THE EXERCISE: Within the records below, find each line that holds the string "name", then copy it.

SUPPLIED MATERIAL:

_ _ _ _ _ _ _

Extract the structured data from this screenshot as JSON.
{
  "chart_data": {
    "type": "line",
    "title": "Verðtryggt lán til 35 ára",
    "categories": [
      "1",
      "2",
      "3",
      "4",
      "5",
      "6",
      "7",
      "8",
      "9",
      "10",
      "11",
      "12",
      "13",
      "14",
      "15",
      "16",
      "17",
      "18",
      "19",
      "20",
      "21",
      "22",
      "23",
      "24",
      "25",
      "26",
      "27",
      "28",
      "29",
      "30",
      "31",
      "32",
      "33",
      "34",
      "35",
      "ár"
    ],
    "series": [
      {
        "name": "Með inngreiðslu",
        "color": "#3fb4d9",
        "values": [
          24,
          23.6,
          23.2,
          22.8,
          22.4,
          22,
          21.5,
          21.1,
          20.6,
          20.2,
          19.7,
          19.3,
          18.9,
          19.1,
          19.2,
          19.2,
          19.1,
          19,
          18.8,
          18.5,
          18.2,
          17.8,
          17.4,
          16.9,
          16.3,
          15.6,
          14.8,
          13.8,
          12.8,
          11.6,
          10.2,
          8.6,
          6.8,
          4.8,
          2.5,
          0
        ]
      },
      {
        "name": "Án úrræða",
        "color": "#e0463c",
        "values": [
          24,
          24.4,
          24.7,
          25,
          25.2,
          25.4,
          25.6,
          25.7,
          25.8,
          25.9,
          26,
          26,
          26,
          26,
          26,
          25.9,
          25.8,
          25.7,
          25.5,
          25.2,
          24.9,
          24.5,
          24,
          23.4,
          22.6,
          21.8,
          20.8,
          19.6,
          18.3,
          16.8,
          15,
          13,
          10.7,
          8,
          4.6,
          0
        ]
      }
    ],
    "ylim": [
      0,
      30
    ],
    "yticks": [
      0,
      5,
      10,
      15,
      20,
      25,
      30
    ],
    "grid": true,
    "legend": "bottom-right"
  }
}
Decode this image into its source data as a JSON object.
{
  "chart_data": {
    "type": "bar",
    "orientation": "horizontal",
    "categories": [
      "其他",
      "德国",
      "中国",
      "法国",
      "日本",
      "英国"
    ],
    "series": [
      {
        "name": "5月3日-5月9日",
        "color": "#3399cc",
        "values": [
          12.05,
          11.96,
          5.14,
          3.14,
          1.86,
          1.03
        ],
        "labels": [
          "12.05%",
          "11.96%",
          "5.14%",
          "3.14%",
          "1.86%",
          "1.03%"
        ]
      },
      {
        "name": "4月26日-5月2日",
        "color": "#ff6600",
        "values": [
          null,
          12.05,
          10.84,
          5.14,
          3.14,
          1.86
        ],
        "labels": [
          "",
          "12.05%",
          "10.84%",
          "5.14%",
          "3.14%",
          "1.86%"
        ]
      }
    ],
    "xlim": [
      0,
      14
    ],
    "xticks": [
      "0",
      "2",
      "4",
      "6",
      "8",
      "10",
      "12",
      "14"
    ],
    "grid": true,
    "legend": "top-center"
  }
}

_ _ _ _ _ _ _

THE REPLY:
        "name": "Með inngreiðslu",
        "name": "Án úrræða",
        "name": "5月3日-5月9日",
        "name": "4月26日-5月2日",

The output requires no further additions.